**To be done:**
Exactly reproduce each record listed below.

**Record excerpts:**
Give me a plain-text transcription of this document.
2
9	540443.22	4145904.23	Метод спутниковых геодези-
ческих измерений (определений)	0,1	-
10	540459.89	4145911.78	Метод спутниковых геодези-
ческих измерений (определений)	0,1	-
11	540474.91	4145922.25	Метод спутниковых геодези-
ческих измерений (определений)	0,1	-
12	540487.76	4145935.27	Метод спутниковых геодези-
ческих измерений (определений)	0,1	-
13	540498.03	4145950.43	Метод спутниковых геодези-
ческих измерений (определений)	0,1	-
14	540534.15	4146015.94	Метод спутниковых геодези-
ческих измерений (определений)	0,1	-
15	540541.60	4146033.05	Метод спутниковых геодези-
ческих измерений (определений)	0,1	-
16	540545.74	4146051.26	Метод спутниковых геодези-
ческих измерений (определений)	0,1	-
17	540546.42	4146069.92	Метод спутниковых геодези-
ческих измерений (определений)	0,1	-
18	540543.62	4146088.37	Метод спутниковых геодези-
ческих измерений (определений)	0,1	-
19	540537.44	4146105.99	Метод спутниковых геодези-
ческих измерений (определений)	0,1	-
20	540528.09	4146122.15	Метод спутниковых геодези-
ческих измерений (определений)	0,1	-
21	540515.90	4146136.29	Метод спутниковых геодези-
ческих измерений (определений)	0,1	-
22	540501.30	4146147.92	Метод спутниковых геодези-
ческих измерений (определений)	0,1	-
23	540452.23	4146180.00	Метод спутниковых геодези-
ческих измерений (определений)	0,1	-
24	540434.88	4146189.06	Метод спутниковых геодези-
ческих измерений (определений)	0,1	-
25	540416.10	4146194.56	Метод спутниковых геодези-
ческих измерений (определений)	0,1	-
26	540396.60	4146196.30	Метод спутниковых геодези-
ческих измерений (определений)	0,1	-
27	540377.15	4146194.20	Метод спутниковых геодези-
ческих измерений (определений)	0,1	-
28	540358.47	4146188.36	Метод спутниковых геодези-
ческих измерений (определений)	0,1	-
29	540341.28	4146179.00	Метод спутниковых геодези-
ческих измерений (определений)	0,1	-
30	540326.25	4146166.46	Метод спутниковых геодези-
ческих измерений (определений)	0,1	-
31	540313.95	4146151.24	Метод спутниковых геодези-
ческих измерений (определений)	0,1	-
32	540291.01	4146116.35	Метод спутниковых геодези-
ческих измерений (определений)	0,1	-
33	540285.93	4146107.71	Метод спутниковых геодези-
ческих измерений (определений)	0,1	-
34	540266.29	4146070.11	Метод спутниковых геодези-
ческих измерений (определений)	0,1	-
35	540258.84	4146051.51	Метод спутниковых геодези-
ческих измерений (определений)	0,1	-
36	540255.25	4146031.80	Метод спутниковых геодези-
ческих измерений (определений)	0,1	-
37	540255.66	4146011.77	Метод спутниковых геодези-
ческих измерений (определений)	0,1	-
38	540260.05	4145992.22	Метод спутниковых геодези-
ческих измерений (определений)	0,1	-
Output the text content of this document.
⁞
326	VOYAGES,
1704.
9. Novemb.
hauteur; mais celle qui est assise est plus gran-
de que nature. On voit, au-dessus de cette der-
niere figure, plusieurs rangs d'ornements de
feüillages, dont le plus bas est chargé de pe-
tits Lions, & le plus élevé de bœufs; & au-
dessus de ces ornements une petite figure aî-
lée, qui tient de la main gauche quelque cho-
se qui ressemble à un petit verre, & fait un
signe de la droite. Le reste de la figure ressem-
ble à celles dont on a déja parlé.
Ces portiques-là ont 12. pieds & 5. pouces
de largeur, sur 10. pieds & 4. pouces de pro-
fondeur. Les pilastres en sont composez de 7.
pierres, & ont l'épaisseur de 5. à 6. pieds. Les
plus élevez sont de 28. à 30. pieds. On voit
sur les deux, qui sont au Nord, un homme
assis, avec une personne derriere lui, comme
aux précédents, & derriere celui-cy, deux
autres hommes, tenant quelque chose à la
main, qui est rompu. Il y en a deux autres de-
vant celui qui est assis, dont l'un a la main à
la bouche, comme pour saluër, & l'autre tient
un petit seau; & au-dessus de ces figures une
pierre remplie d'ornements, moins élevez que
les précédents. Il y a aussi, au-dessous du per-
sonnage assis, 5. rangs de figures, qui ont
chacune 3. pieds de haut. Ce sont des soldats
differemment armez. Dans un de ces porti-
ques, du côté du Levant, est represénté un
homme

**Solution:**
Give me a plain-text transcription of this document.
2
9	540443.22	4145904.23	Метод спутниковых геодези-
ческих измерений (определений)	0,1	-
10	540459.89	4145911.78	Метод спутниковых геодези-
ческих измерений (определений)	0,1	-
11	540474.91	4145922.25	Метод спутниковых геодези-
ческих измерений (определений)	0,1	-
12	540487.76	4145935.27	Метод спутниковых геодези-
ческих измерений (определений)	0,1	-
13	540498.03	4145950.43	Метод спутниковых геодези-
ческих измерений (определений)	0,1	-
14	540534.15	4146015.94	Метод спутниковых геодези-
ческих измерений (определений)	0,1	-
15	540541.60	4146033.05	Метод спутниковых геодези-
ческих измерений (определений)	0,1	-
16	540545.74	4146051.26	Метод спутниковых геодези-
ческих измерений (определений)	0,1	-
17	540546.42	4146069.92	Метод спутниковых геодези-
ческих измерений (определений)	0,1	-
18	540543.62	4146088.37	Метод спутниковых геодези-
ческих измерений (определений)	0,1	-
19	540537.44	4146105.99	Метод спутниковых геодези-
ческих измерений (определений)	0,1	-
20	540528.09	4146122.15	Метод спутниковых геодези-
ческих измерений (определений)	0,1	-
21	540515.90	4146136.29	Метод спутниковых геодези-
ческих измерений (определений)	0,1	-
22	540501.30	4146147.92	Метод спутниковых геодези-
ческих измерений (определений)	0,1	-
23	540452.23	4146180.00	Метод спутниковых геодези-
ческих измерений (определений)	0,1	-
24	540434.88	4146189.06	Метод спутниковых геодези-
ческих измерений (определений)	0,1	-
25	540416.10	4146194.56	Метод спутниковых геодези-
ческих измерений (определений)	0,1	-
26	540396.60	4146196.30	Метод спутниковых геодези-
ческих измерений (определений)	0,1	-
27	540377.15	4146194.20	Метод спутниковых геодези-
ческих измерений (определений)	0,1	-
28	540358.47	4146188.36	Метод спутниковых геодези-
ческих измерений (определений)	0,1	-
29	540341.28	4146179.00	Метод спутниковых геодези-
ческих измерений (определений)	0,1	-
30	540326.25	4146166.46	Метод спутниковых геодези-
ческих измерений (определений)	0,1	-
31	540313.95	4146151.24	Метод спутниковых геодези-
ческих измерений (определений)	0,1	-
32	540291.01	4146116.35	Метод спутниковых геодези-
ческих измерений (определений)	0,1	-
33	540285.93	4146107.71	Метод спутниковых геодези-
ческих измерений (определений)	0,1	-
34	540266.29	4146070.11	Метод спутниковых геодези-
ческих измерений (определений)	0,1	-
35	540258.84	4146051.51	Метод спутниковых геодези-
ческих измерений (определений)	0,1	-
36	540255.25	4146031.80	Метод спутниковых геодези-
ческих измерений (определений)	0,1	-
37	540255.66	4146011.77	Метод спутниковых геодези-
ческих измерений (определений)	0,1	-
38	540260.05	4145992.22	Метод спутниковых геодези-
ческих измерений (определений)	0,1	-
Output the text content of this document.
⁞
326	VOYAGES,
1704.
9. Novemb.
hauteur; mais celle qui est assise est plus gran-
de que nature. On voit, au-dessus de cette der-
niere figure, plusieurs rangs d'ornements de
feüillages, dont le plus bas est chargé de pe-
tits Lions, & le plus élevé de bœufs; & au-
dessus de ces ornements une petite figure aî-
lée, qui tient de la main gauche quelque cho-
se qui ressemble à un petit verre, & fait un
signe de la droite. Le reste de la figure ressem-
ble à celles dont on a déja parlé.
Ces portiques-là ont 12. pieds & 5. pouces
de largeur, sur 10. pieds & 4. pouces de pro-
fondeur. Les pilastres en sont composez de 7.
pierres, & ont l'épaisseur de 5. à 6. pieds. Les
plus élevez sont de 28. à 30. pieds. On voit
sur les deux, qui sont au Nord, un homme
assis, avec une personne derriere lui, comme
aux précédents, & derriere celui-cy, deux
autres hommes, tenant quelque chose à la
main, qui est rompu. Il y en a deux autres de-
vant celui qui est assis, dont l'un a la main à
la bouche, comme pour saluër, & l'autre tient
un petit seau; & au-dessus de ces figures une
pierre remplie d'ornements, moins élevez que
les précédents. Il y a aussi, au-dessous du per-
sonnage assis, 5. rangs de figures, qui ont
chacune 3. pieds de haut. Ce sont des soldats
differemment armez. Dans un de ces porti-
ques, du côté du Levant, est represénté un
homme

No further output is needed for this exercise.